*Part of a data file*:
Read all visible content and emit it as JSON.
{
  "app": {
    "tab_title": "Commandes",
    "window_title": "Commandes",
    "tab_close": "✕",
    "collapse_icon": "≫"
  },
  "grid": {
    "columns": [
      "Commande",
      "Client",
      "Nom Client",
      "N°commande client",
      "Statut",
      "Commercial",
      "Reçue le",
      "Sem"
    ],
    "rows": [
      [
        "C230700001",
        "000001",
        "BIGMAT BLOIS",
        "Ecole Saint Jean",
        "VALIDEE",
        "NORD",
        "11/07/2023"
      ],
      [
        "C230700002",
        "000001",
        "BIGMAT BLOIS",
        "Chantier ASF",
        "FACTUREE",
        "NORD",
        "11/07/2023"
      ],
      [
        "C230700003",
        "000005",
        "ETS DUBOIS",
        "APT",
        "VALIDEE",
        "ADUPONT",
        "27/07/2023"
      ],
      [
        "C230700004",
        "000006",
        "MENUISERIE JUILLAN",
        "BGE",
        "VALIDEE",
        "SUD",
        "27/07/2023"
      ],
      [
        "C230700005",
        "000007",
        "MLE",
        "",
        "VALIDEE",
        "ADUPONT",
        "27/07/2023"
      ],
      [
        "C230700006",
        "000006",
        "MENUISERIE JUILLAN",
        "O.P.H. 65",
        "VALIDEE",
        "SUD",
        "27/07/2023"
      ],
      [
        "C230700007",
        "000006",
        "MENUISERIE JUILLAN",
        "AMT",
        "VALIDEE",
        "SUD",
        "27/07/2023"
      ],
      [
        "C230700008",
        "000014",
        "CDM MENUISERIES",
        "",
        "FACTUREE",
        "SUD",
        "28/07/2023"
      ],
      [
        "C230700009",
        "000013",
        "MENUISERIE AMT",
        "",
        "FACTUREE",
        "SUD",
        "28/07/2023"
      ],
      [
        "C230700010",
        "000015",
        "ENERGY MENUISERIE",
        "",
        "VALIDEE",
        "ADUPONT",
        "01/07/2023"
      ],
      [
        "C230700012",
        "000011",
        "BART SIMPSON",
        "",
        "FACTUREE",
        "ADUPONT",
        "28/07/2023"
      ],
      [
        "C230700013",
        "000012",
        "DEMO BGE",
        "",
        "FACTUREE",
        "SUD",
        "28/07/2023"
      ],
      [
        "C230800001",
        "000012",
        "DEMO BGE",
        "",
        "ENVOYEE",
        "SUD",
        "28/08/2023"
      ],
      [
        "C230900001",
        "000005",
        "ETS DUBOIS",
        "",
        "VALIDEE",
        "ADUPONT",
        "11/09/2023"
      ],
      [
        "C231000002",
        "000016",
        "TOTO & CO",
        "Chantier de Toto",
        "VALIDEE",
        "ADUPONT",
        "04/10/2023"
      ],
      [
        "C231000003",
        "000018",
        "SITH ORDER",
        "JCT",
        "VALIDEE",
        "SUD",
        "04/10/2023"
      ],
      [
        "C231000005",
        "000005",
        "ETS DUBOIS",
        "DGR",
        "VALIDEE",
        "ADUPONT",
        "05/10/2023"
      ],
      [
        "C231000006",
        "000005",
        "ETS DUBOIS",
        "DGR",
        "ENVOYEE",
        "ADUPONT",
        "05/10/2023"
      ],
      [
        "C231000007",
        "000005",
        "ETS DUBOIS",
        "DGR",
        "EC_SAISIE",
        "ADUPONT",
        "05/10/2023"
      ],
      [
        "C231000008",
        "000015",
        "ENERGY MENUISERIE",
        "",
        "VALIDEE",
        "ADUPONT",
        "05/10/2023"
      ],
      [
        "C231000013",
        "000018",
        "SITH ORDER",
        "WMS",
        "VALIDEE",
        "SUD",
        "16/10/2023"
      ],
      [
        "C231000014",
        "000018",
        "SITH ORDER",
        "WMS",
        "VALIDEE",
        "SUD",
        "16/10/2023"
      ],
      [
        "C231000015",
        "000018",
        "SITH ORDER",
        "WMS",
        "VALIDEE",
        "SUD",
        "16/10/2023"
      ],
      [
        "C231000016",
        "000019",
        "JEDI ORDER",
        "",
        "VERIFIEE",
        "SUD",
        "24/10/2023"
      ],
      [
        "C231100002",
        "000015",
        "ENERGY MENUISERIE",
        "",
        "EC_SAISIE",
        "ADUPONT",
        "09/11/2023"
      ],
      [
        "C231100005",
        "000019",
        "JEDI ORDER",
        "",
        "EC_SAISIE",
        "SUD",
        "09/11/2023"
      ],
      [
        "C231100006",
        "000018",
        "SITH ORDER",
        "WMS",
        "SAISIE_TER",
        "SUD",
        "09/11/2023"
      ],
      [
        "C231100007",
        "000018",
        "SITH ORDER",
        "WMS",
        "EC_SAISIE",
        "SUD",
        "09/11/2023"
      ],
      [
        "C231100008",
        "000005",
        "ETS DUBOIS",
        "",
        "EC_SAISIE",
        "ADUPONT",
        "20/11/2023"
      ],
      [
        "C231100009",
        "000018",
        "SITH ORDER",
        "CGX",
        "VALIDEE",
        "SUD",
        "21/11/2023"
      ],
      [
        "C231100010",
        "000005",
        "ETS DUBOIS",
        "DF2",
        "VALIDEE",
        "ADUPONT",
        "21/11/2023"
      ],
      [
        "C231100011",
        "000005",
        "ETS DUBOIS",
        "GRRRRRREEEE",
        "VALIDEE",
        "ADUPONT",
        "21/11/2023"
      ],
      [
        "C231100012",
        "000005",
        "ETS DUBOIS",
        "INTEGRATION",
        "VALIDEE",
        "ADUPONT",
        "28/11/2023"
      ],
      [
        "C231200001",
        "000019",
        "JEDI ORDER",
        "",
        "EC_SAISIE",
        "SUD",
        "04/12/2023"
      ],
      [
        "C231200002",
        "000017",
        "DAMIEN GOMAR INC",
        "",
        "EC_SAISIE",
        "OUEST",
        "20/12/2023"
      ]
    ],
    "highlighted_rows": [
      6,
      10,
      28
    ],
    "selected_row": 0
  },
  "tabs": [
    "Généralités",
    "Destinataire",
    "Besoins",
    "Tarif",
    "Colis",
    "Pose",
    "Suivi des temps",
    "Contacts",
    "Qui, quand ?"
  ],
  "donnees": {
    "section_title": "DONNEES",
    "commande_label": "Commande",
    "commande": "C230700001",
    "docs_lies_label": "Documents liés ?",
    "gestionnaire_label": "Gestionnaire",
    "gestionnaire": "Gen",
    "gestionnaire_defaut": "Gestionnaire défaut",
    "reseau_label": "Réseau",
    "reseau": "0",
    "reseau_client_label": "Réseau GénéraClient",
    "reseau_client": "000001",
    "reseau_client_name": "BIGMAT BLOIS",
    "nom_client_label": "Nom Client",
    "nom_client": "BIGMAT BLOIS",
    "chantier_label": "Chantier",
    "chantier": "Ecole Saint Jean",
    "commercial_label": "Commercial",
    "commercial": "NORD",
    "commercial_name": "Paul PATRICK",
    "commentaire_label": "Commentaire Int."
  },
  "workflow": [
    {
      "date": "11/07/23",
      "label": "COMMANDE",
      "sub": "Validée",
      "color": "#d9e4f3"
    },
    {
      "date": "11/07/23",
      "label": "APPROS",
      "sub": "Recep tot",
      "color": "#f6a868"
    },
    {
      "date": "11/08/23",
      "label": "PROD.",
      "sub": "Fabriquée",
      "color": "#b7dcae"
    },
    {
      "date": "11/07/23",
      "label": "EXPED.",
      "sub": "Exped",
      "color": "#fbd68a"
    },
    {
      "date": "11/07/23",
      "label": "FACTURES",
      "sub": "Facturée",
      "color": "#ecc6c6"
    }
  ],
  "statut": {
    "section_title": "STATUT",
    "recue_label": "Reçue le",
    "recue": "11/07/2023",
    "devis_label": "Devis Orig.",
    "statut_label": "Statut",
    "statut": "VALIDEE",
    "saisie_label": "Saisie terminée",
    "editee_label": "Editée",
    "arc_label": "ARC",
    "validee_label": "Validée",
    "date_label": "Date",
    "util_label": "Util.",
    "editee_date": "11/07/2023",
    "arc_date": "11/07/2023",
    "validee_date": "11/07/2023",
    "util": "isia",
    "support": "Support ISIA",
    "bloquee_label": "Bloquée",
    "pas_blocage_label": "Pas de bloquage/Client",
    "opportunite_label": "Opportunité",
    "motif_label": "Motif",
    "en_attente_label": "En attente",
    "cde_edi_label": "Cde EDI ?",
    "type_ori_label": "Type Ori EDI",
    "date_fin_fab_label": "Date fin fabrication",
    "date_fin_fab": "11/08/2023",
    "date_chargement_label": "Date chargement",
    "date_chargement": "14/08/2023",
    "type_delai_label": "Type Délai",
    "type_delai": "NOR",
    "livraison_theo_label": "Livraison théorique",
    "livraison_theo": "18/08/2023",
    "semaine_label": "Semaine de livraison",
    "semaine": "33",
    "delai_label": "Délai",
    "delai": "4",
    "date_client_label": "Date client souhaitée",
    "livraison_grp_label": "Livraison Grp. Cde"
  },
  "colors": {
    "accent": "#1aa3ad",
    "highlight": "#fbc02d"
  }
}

*Given task*: Report each line in the preceding entries that holds the string "Réseau".

*Exercise result*:
    "reseau_label": "Réseau",
    "reseau_client_label": "Réseau GénéraClient",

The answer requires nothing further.